— start of Records shown —

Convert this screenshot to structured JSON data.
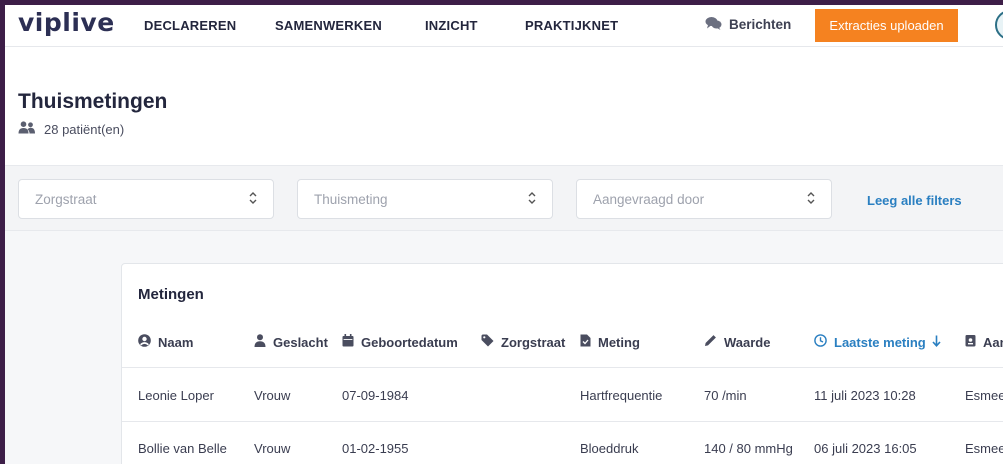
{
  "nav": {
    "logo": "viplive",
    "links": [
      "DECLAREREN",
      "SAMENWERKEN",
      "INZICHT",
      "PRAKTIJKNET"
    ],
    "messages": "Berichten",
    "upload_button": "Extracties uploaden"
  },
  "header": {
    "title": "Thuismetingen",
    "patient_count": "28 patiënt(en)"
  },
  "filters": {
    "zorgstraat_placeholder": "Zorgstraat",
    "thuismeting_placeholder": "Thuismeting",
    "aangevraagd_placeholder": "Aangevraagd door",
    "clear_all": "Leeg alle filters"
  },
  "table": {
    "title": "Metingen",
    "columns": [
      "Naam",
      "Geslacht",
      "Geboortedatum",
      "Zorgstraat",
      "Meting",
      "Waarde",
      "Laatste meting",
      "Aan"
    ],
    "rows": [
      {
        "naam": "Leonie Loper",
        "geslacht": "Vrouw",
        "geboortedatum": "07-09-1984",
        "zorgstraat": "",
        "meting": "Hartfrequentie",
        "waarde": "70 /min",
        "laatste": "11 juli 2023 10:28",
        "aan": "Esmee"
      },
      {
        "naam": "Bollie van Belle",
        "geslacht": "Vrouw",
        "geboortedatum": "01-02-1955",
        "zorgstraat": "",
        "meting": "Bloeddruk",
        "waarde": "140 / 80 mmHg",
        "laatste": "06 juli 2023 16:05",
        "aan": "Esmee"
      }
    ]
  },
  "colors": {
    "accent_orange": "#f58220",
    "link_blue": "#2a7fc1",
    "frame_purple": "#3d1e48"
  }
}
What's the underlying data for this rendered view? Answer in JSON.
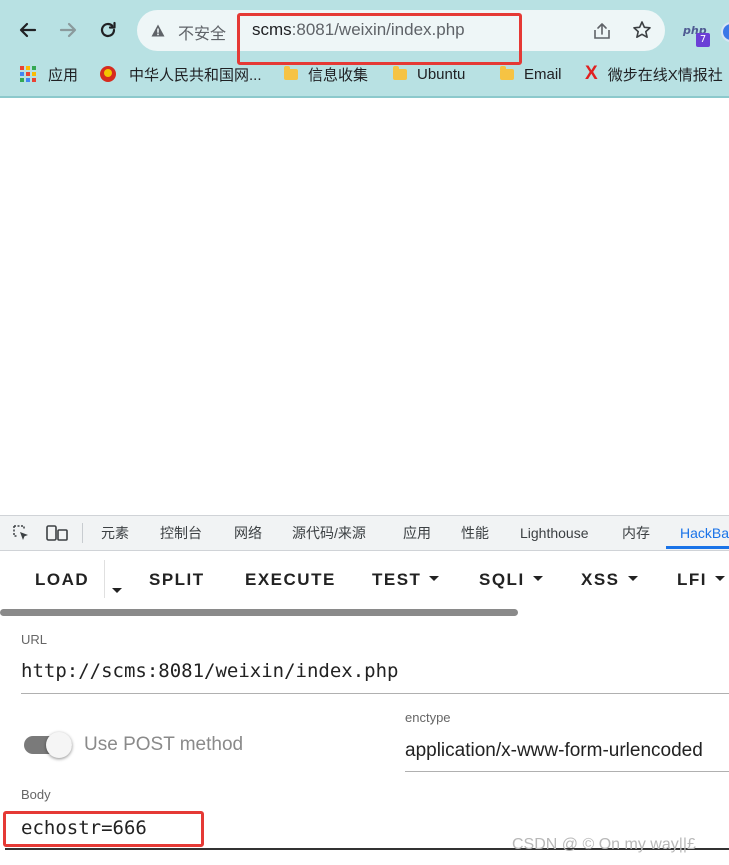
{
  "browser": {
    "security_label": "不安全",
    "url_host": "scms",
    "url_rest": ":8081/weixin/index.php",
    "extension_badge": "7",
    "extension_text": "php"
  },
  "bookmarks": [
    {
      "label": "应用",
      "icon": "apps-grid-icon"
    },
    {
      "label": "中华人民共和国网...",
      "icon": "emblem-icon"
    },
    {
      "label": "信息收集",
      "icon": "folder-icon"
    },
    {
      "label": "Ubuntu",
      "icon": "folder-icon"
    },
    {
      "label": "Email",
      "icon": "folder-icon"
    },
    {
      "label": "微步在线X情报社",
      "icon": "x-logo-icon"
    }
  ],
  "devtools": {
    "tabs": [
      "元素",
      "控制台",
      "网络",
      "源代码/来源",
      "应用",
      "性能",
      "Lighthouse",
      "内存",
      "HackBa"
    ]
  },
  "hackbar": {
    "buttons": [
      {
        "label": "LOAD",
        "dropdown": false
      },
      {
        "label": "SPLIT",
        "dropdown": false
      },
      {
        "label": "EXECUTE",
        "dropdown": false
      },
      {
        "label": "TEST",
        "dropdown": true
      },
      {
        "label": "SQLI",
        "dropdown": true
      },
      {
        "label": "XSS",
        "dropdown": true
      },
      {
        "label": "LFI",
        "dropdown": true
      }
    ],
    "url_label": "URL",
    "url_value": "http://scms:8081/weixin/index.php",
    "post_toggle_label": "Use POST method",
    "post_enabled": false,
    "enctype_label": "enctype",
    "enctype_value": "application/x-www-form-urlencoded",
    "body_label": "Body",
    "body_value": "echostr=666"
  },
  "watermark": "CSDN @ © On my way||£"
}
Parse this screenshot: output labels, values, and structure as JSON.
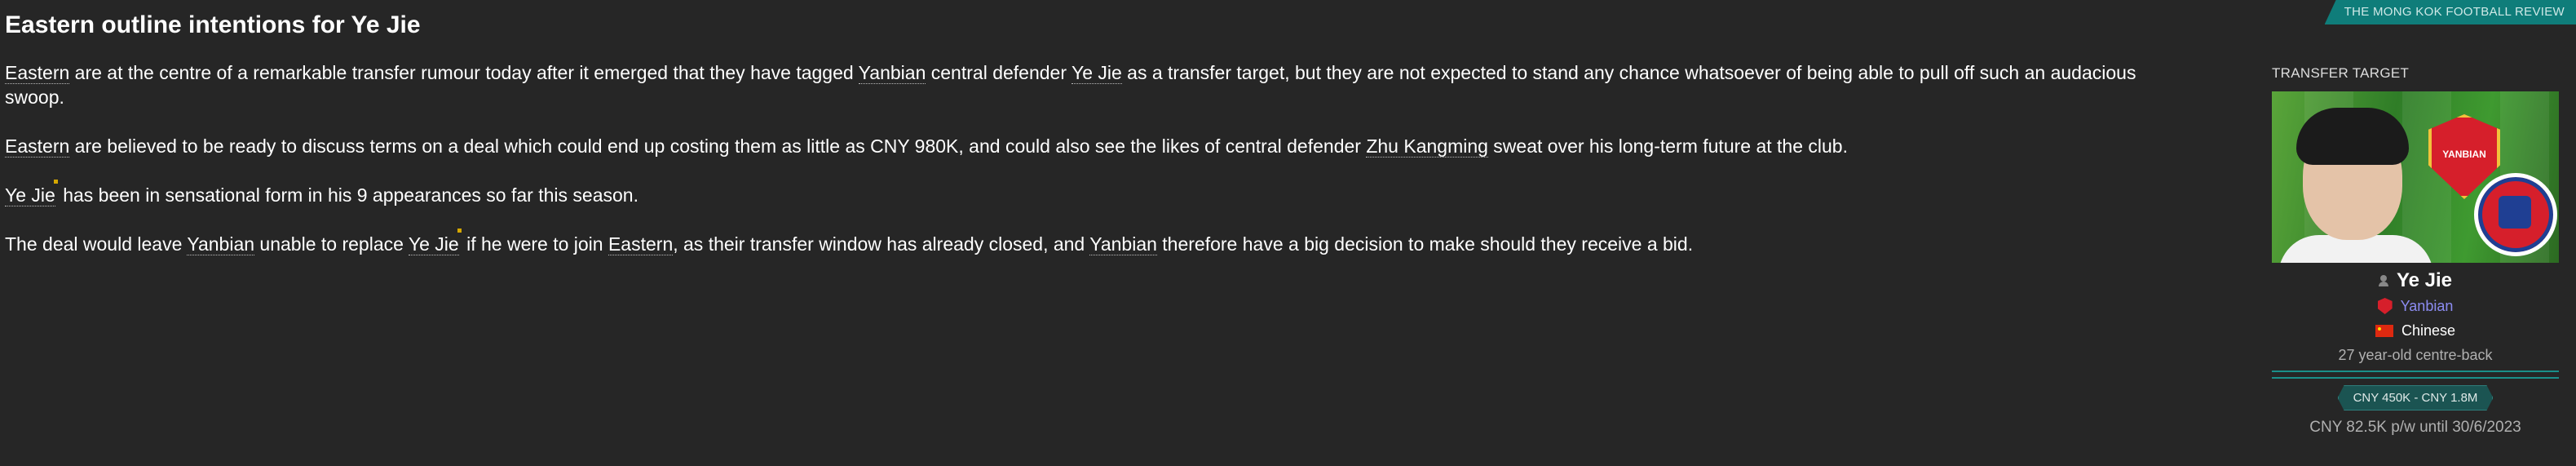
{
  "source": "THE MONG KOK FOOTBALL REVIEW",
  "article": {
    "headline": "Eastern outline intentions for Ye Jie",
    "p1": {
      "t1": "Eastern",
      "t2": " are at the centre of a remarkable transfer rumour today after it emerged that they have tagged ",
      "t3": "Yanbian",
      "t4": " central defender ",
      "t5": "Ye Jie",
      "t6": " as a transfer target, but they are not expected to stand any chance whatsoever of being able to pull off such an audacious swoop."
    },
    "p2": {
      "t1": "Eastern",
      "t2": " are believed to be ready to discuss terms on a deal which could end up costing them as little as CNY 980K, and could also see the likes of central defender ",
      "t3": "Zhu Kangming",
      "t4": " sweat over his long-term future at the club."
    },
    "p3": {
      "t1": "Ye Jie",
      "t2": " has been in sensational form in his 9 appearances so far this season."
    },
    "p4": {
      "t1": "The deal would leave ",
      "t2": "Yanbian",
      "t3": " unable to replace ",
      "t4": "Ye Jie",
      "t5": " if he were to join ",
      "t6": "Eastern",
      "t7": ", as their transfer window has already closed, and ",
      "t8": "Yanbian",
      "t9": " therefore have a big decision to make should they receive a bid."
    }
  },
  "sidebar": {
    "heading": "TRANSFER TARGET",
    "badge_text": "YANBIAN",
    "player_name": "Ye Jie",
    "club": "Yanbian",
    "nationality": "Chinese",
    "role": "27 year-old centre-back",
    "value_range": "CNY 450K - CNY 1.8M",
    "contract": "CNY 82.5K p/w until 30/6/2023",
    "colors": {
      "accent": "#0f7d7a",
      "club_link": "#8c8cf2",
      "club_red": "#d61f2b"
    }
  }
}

— end of Records shown —

Aim of the task. Which lines above contain "filters"? Show each of them.

Task result.
  "filters": {
    "clear_all": "Leeg alle filters"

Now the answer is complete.